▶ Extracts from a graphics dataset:
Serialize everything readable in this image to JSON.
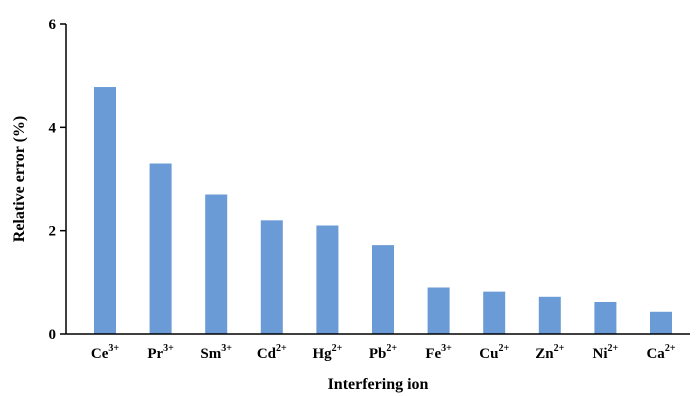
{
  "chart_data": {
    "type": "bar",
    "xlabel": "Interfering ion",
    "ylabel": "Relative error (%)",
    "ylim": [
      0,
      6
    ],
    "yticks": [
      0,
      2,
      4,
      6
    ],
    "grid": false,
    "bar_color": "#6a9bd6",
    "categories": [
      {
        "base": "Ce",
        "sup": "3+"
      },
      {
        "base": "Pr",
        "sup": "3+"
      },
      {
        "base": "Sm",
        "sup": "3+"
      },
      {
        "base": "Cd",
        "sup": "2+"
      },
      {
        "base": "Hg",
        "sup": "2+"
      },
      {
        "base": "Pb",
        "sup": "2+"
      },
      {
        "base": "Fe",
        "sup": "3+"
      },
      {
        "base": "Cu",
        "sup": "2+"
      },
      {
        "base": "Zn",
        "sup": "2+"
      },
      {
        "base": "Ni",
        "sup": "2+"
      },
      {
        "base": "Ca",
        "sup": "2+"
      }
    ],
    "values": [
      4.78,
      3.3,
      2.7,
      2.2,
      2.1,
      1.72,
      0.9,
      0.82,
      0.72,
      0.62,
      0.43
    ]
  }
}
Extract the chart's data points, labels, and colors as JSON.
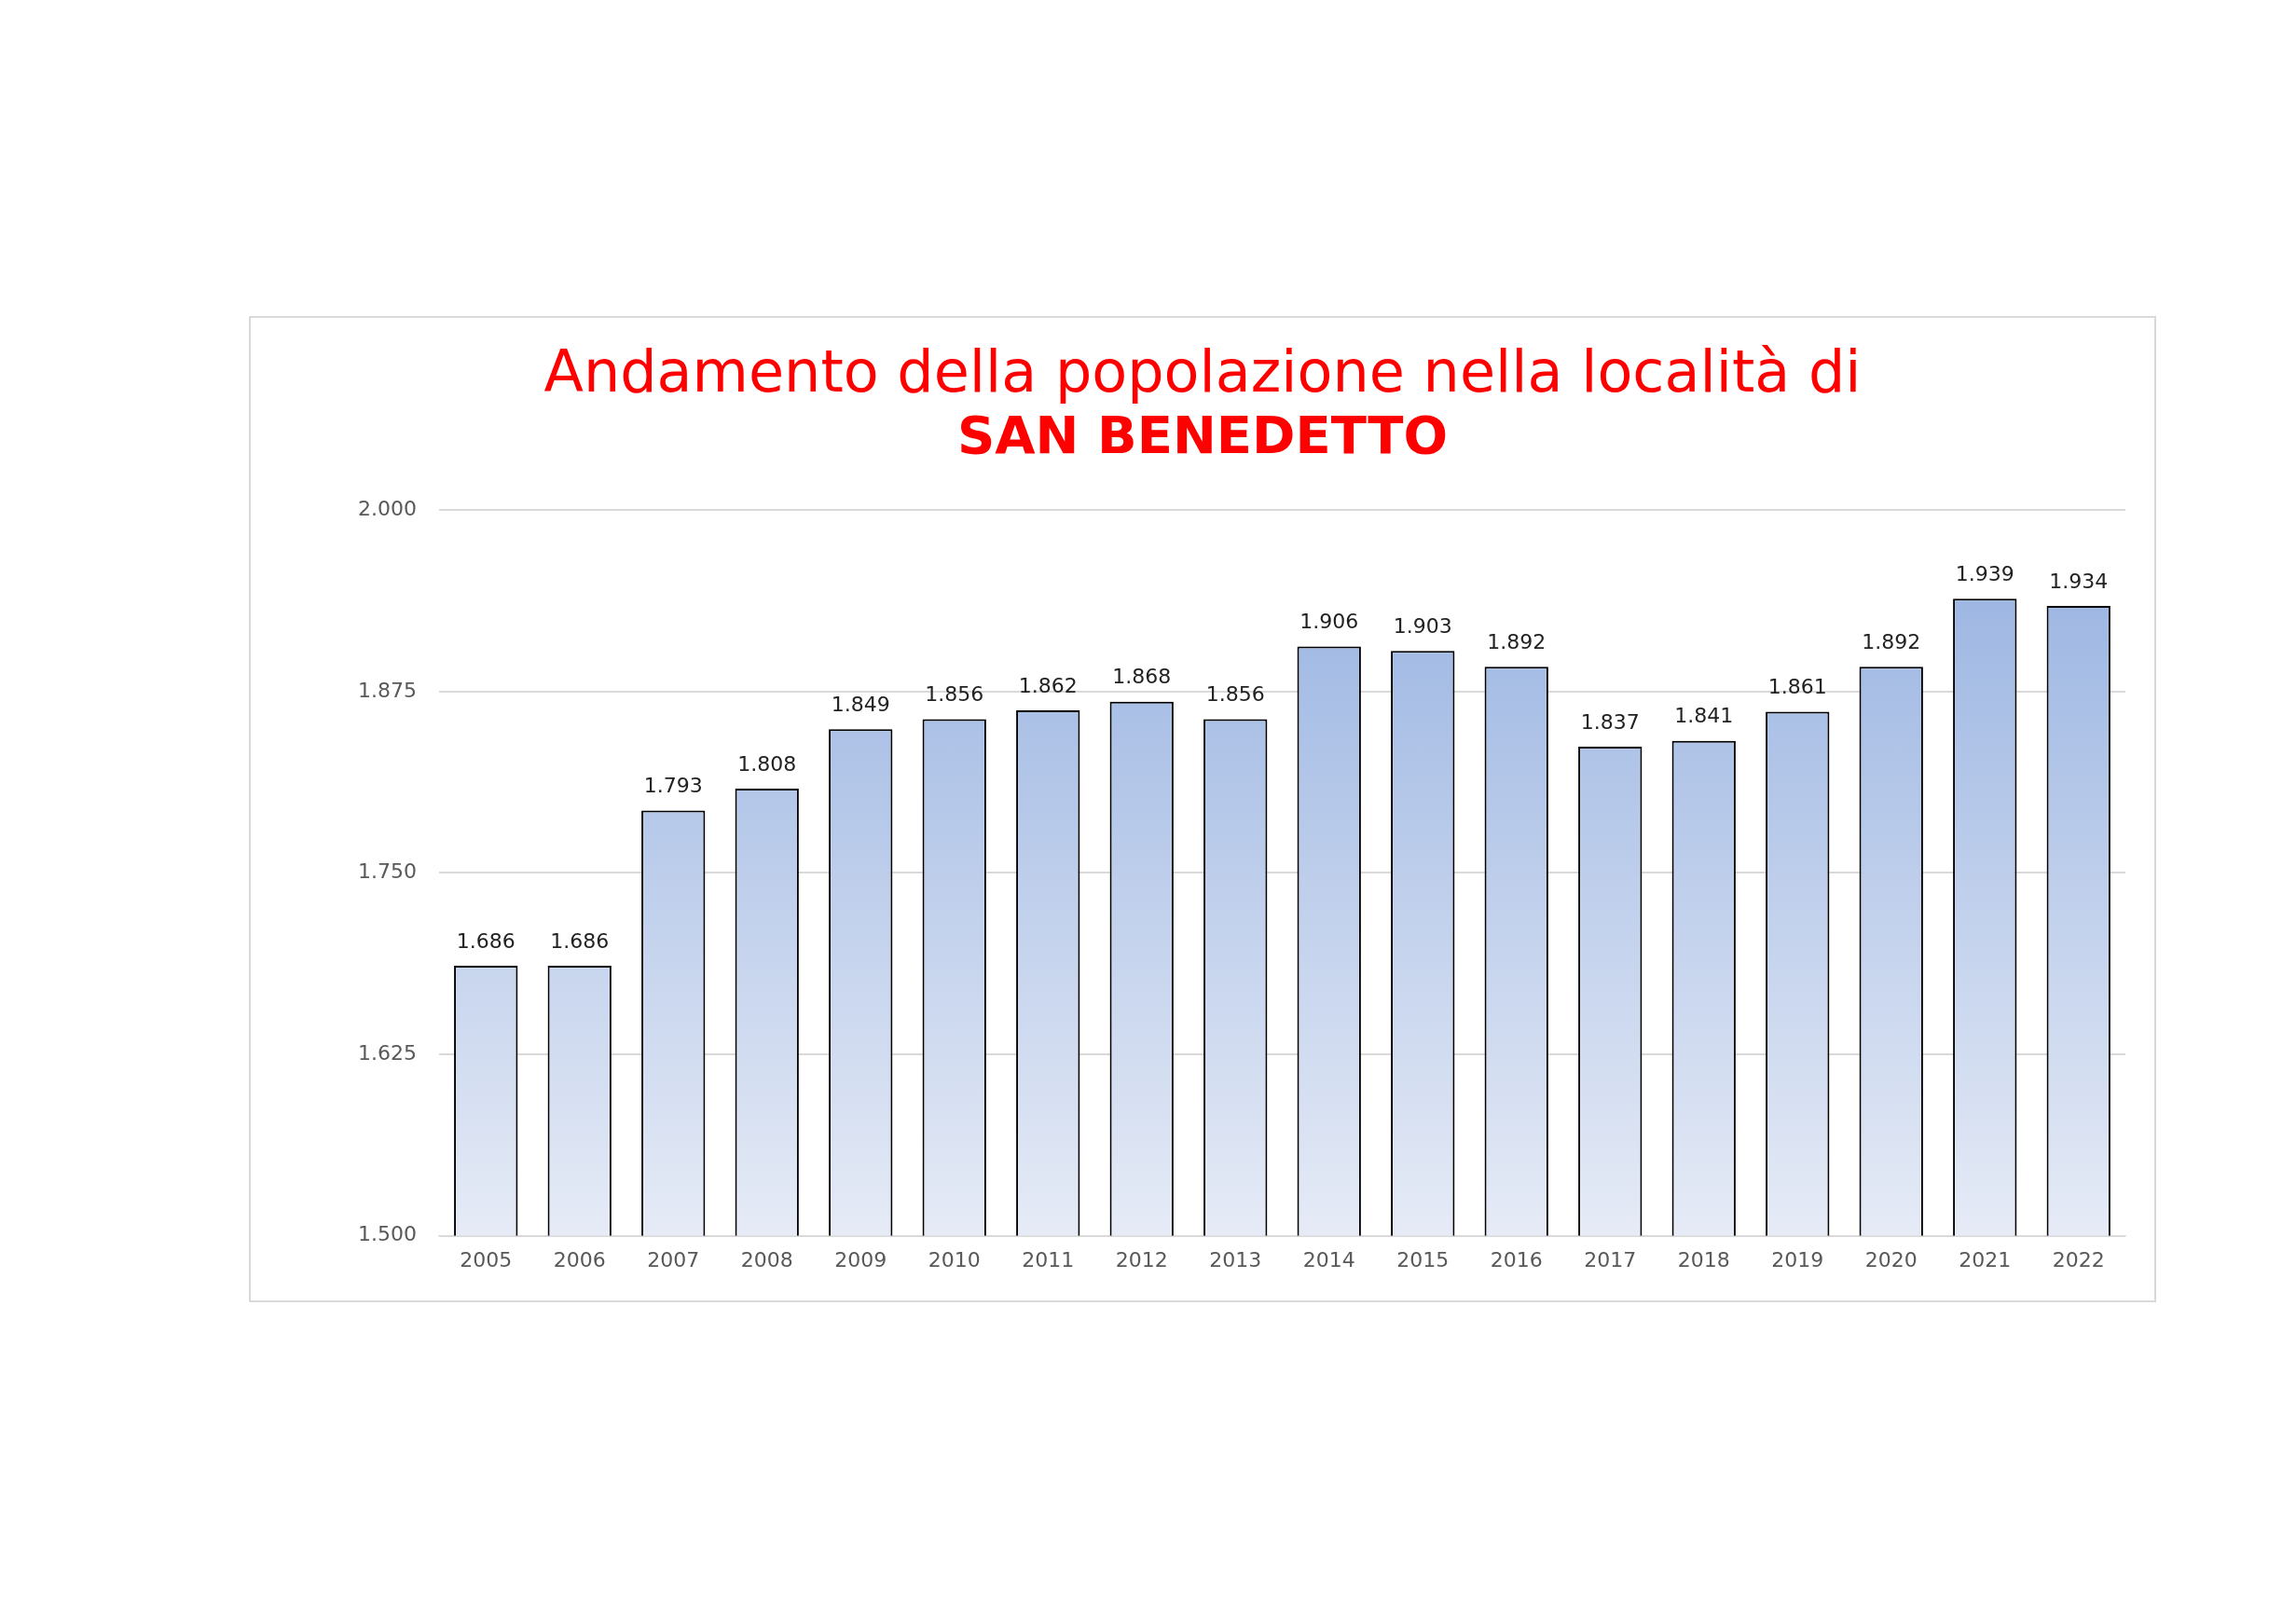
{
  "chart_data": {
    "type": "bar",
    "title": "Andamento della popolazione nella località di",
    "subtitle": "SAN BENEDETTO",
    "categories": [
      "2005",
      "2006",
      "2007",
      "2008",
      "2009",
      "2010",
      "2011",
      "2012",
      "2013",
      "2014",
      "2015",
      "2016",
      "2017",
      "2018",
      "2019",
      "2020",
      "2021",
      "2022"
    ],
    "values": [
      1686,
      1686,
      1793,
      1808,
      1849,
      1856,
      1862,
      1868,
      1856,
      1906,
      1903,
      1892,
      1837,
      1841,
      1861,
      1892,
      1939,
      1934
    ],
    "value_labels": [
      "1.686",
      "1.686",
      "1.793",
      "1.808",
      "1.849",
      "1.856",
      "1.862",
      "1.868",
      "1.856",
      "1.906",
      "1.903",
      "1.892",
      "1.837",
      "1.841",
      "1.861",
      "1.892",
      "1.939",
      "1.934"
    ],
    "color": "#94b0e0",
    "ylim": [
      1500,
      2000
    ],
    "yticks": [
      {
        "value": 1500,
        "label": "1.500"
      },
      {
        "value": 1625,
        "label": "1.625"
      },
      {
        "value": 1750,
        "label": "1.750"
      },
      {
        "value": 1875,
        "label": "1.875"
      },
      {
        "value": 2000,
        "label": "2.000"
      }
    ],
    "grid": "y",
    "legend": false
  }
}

...

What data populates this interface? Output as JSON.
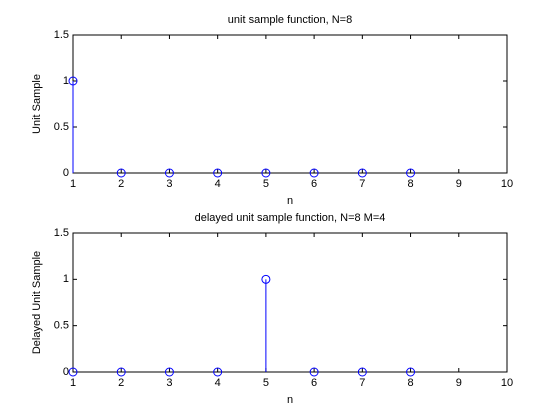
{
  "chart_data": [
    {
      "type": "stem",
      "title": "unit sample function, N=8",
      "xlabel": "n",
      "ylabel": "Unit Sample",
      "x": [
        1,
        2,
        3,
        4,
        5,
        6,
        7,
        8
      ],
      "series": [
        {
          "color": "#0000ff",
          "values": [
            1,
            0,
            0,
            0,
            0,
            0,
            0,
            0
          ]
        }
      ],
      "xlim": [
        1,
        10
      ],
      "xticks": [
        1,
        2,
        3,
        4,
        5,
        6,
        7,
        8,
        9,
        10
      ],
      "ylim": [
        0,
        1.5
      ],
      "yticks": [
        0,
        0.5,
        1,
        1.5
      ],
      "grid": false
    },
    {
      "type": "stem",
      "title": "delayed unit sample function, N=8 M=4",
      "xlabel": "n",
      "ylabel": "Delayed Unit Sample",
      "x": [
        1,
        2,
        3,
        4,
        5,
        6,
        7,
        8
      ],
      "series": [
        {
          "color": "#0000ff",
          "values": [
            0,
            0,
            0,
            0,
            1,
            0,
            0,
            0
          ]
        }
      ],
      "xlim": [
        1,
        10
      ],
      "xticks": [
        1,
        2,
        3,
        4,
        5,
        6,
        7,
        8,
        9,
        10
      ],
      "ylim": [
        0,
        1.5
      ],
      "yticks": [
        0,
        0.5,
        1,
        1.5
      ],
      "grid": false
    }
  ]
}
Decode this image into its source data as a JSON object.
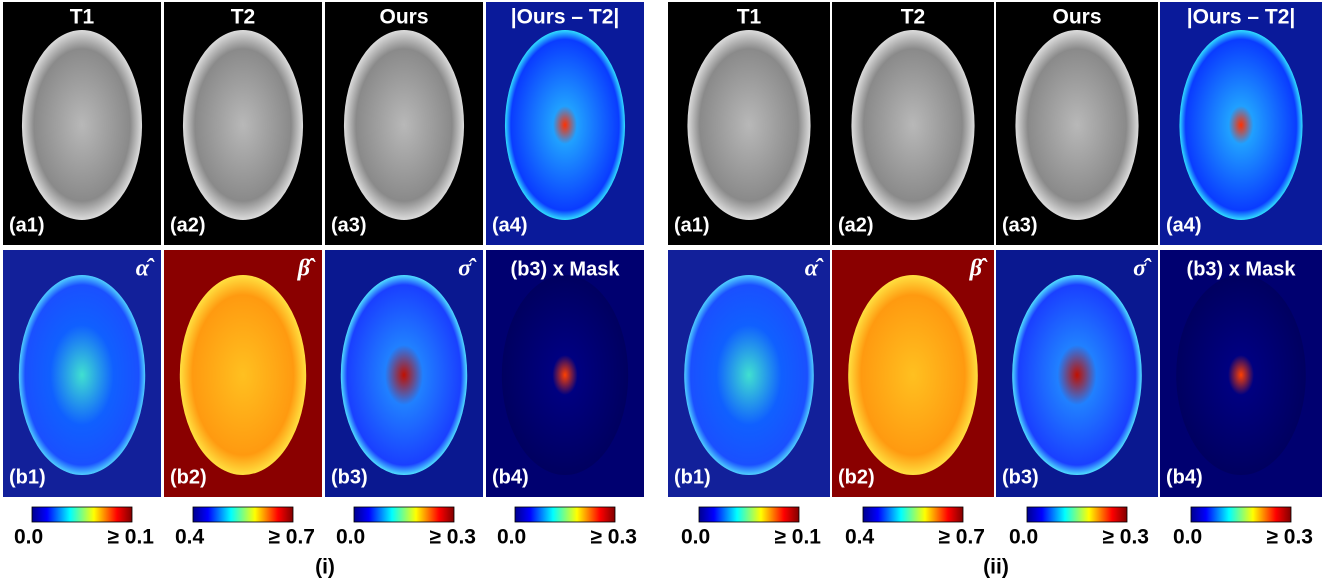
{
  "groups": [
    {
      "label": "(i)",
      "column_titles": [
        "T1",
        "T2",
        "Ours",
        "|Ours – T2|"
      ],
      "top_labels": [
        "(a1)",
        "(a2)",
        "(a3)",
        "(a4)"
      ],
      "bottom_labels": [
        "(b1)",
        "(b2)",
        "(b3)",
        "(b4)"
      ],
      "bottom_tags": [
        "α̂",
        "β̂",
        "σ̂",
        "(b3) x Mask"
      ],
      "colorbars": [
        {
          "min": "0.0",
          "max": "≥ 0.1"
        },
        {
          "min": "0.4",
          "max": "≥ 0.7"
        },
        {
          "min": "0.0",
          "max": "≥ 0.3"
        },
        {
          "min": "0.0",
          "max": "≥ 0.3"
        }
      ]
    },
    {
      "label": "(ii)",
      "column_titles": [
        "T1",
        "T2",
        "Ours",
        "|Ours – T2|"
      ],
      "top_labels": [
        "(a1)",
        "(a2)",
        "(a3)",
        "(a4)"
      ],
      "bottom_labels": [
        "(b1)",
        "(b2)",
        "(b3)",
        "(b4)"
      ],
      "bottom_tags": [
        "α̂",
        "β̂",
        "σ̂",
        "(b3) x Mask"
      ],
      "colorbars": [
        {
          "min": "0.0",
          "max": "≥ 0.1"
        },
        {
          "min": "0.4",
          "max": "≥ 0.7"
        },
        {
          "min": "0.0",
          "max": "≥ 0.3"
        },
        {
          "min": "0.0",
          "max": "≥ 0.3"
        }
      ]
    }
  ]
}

---

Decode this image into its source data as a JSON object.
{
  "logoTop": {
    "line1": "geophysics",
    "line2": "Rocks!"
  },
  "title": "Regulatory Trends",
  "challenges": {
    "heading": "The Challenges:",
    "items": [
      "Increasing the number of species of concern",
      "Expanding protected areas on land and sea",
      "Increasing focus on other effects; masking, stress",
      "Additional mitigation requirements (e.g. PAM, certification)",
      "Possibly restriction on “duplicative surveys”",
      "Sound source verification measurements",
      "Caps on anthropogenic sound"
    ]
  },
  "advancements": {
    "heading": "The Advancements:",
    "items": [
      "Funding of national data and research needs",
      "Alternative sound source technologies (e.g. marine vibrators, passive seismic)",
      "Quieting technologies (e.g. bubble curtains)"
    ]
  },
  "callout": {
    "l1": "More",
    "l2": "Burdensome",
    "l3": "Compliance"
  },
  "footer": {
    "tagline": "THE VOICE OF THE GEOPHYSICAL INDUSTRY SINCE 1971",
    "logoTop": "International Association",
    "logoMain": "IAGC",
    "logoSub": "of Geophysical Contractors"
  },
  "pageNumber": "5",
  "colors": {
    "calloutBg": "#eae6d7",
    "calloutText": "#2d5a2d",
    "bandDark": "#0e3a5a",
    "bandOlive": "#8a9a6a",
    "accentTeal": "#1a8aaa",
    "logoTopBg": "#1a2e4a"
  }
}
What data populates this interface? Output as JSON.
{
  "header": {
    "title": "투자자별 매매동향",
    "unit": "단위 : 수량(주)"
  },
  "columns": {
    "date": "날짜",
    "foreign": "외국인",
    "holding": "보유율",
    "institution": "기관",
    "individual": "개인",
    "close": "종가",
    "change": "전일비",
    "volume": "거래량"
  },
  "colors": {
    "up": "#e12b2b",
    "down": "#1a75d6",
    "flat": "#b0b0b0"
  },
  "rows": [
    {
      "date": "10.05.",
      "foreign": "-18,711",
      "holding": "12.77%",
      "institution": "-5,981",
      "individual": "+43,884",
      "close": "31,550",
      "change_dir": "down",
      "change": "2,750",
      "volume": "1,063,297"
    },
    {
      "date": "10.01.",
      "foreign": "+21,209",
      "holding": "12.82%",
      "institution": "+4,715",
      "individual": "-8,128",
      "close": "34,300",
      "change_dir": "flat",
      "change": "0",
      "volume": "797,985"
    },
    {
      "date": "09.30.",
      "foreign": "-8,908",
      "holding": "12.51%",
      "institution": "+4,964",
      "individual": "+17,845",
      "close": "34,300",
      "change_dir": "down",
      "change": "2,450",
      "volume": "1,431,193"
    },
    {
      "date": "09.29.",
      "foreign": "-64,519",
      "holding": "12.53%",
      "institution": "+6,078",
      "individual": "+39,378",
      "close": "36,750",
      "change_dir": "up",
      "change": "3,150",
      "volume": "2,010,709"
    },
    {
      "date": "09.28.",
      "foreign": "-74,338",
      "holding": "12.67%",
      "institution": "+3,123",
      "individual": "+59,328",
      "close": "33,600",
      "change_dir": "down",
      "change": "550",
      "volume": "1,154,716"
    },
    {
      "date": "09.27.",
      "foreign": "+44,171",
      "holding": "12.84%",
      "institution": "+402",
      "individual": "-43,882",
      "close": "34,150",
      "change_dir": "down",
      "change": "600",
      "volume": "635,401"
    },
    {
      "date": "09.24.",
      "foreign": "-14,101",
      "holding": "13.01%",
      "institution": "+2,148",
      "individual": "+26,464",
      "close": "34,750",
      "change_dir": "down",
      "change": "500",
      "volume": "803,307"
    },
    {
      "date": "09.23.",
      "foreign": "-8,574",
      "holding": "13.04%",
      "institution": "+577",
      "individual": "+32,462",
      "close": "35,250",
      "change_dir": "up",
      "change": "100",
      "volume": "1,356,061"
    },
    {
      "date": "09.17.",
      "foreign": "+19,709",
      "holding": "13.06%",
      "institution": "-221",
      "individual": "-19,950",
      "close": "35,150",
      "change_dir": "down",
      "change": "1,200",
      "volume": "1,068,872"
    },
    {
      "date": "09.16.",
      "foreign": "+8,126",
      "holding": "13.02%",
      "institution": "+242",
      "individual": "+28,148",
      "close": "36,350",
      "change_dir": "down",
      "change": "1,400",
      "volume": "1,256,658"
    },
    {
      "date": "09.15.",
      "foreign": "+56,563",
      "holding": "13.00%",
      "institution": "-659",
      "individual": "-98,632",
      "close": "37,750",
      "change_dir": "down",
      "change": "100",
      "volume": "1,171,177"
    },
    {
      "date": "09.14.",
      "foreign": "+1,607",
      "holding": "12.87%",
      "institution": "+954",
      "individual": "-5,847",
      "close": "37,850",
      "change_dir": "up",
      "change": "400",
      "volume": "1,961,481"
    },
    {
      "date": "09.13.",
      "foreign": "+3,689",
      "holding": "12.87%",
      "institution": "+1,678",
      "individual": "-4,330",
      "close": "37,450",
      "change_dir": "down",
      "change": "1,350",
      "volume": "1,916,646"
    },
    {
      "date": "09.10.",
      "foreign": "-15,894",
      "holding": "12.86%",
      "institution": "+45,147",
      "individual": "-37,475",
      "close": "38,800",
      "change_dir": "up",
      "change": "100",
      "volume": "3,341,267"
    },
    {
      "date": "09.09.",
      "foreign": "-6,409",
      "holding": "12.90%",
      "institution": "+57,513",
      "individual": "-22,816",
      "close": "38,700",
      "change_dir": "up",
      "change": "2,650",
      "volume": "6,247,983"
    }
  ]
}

▶ Set exercise: Report only the number of lines that hold the string "false" in this listing.

▶ Task output: 4